→ Work instructions
1/ In the Umbraco member registration tutorial, what does the page built on the "Validate" document type and template do?
2/ Continue the Umbraco member registration tutorial after its last sentence.

→ Text block
######
Note - we don't use the same action name for the Rendering of the form as we do for handling the post. If you're interested why read this: http://our.umbraco.org/forum/developers/api-questions/37547-SurfaceController-Form-Post-with-feedback

So we need

  • Login page with @Html.Action("MvcMemberLoginRenderForm", "MvcMemberSurface")
  • Register page with @Html.Action("MvcMemberRegisterRenderForm", "MvcMemberSurface")
  • Validate page with @Html.Action("MvcMemberValidate", "MvcMemberSurface")
The Login Template

Adding the Action tag to the Login Template

The new Document type and template called "Validate" will be used to service the link from the user's email - this will basically set the member to Approved allowing them to log in. Remember this sample code doesn't send the email for you - I'll leave that as a reader exercise - it outputs a link you can copy and paste to test it. I'd imagine you'd want this page excluded from any sitemaps etc.

4 Conclusions

There you are - a MVC Surface Controller for Website registrations and the members area. You should hopefully now be able to add any custom properties you'd like and control how you approve users.

If you included the login status macro in the footer then you've got the beginnings of a full members area solution.

This code isn't production ready - you'd need to improve the error handling (for example if properties don't exist) - there is also a desperate need to add some CSS to format the forms properly, show a better confirmation message when you've successfully registered and the solution is also lacking a member edit - at the very least you'd need people to be able to opt back out of the mailing list at a later date (we all hate spam right)! Please avoid spamming people without giving them a get out - that's the thing that makes me the most mad when I can't find the option on a website :)

Comments

If you spot any typos or issues with this tutorial please leave a comment below or email me email iconsteve@SiempreSolutions.co.uk

Name: Philoom

Date: 1442hrs 25/06/2014

Website:

Thanks Steve, this is an excellent article.
######
→ Entries drawn from a collection
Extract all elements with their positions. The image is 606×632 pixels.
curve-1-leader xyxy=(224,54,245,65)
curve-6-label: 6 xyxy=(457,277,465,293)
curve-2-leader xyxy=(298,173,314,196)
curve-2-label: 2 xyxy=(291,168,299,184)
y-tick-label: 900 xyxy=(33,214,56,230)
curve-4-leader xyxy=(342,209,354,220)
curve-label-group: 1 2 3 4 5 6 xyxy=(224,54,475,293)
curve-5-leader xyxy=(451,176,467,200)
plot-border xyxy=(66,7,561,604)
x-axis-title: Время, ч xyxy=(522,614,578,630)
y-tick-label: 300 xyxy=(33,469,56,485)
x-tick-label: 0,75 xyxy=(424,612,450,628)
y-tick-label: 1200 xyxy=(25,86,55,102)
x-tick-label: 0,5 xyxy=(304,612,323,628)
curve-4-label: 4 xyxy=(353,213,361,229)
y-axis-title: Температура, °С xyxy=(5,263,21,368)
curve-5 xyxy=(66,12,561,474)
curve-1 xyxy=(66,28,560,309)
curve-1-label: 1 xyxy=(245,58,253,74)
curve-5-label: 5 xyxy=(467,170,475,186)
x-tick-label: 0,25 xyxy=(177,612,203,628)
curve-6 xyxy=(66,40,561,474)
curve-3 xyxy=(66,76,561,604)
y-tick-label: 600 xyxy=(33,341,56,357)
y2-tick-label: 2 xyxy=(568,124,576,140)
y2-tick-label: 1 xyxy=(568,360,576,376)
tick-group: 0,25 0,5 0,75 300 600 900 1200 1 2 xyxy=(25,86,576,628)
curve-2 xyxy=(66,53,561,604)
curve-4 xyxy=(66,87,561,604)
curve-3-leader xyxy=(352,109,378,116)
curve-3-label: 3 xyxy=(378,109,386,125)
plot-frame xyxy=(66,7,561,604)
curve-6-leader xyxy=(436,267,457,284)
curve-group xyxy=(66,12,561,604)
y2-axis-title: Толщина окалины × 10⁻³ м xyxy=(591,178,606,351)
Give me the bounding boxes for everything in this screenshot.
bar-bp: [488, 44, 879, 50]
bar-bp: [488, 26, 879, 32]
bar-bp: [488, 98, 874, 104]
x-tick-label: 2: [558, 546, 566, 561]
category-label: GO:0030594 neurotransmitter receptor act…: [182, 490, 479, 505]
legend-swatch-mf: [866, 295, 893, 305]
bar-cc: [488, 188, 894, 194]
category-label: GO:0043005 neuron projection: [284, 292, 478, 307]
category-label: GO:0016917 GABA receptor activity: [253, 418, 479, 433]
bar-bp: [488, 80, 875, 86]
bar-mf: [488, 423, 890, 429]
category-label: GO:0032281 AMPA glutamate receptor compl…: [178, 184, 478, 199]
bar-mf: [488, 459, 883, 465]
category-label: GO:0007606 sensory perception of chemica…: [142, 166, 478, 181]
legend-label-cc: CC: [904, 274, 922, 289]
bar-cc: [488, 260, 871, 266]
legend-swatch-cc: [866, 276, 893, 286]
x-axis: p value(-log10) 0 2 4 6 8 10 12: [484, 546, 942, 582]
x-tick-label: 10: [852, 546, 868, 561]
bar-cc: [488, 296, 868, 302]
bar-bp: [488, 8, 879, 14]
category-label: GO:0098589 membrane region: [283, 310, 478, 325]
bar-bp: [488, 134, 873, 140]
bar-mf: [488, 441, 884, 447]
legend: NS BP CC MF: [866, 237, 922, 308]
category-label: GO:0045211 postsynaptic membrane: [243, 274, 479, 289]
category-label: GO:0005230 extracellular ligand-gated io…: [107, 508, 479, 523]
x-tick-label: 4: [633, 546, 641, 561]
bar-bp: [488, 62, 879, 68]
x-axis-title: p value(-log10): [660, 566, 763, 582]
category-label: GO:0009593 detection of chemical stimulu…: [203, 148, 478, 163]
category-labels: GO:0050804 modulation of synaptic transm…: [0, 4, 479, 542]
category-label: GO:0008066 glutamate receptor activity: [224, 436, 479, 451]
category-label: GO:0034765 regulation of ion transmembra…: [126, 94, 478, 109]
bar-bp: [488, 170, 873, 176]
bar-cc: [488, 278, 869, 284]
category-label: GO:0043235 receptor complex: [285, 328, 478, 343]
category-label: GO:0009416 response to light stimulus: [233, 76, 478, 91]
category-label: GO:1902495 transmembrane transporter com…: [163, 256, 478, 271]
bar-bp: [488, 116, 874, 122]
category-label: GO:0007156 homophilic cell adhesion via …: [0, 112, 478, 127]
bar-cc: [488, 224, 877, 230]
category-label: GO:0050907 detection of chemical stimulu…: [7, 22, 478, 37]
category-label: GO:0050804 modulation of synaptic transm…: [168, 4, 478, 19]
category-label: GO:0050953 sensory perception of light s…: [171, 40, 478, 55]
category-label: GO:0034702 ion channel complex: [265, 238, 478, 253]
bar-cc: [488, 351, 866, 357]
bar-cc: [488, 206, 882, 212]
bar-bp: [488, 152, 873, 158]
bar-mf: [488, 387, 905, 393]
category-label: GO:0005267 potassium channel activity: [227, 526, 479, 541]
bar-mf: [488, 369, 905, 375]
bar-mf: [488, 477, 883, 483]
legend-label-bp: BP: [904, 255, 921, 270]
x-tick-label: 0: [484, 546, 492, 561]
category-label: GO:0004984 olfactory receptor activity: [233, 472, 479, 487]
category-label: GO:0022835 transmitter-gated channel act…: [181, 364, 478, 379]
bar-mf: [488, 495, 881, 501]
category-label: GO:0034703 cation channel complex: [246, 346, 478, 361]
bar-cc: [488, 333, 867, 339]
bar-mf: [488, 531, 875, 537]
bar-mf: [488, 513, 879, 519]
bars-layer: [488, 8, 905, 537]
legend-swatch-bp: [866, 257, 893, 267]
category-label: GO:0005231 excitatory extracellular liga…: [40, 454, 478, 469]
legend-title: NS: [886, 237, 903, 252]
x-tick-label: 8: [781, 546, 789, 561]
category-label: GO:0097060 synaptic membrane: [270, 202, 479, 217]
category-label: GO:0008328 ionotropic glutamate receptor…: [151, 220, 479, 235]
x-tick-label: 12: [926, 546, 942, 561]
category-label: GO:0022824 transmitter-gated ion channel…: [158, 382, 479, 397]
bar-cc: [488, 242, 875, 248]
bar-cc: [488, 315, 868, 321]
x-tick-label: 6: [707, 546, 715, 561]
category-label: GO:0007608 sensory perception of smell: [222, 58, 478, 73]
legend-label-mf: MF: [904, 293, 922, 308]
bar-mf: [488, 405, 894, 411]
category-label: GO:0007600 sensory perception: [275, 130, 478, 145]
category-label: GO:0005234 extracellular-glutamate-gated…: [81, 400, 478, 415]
######
→ Answers to the problems
1/ It handles the link from the user's email and sets the member to Approved so they can log in.

2/
I just wish my local umbraco would recognise my controllers/models directory to keep this tidy!

I can only get this running from app_code. I am on 7.1.4.

Name: Steve

Date: 2129hrs 25/06/2014

Sounds strange - are you using Visual Studio and have you ensured all files are "included" in the project? I tend to like to work outside of VS when moving and copying files and this causes issues.

Good luck! Steve

Name: Tim Base

Date: 1357hrs 16/12/2014

Website: http://www.webhostwhat.com

This is a great idea. Are you planning to release a 'production ready' version?

Name: Steve

Date: 0859hrs 17/12/2014

I've not had the need to work on this area of Umbraco since this blog post I'm afraid so don't have anything to hand. There's not much left to do though I'd hope.

Steve

Name: Micha Somers

Date: 1414hrs 06/06/2016

Website: http://www.somers-ict.nl/

Hi Steve,

Just read your blog about “Umbraco v7 Members' Area with Protected Content - Part 2 - Writing a Custom MVC Members Surface Controller Tutorial”.

Interesting article and a good start for understanding what's needed to validate members.

One comment in order to get the article text in line with the current source code.

In the source code the action for validation is named MvcMemberValidate:

[HttpGet] [ActionName("MvcMemberValidate")] public ActionResult MvcMemberValidateGet(string email, string GUID) ...

For the template this would mean that instead of

Validate page with @Html.Action("MvcMemberValidateRenderForm", "MvcMemberSurface")

we should use

Validate page with @Html.Action("MvcMemberValidate", "MvcMemberSurface")

(or the other way around adjust the ActionName in the source code)

Best regards, Micha Somers

Name: Steve

Date: 1707hrs 12/04/2016

Good spot - I've changed the template code as the validate doesn't render a form - it just "reads" the get variable and valdiates the user.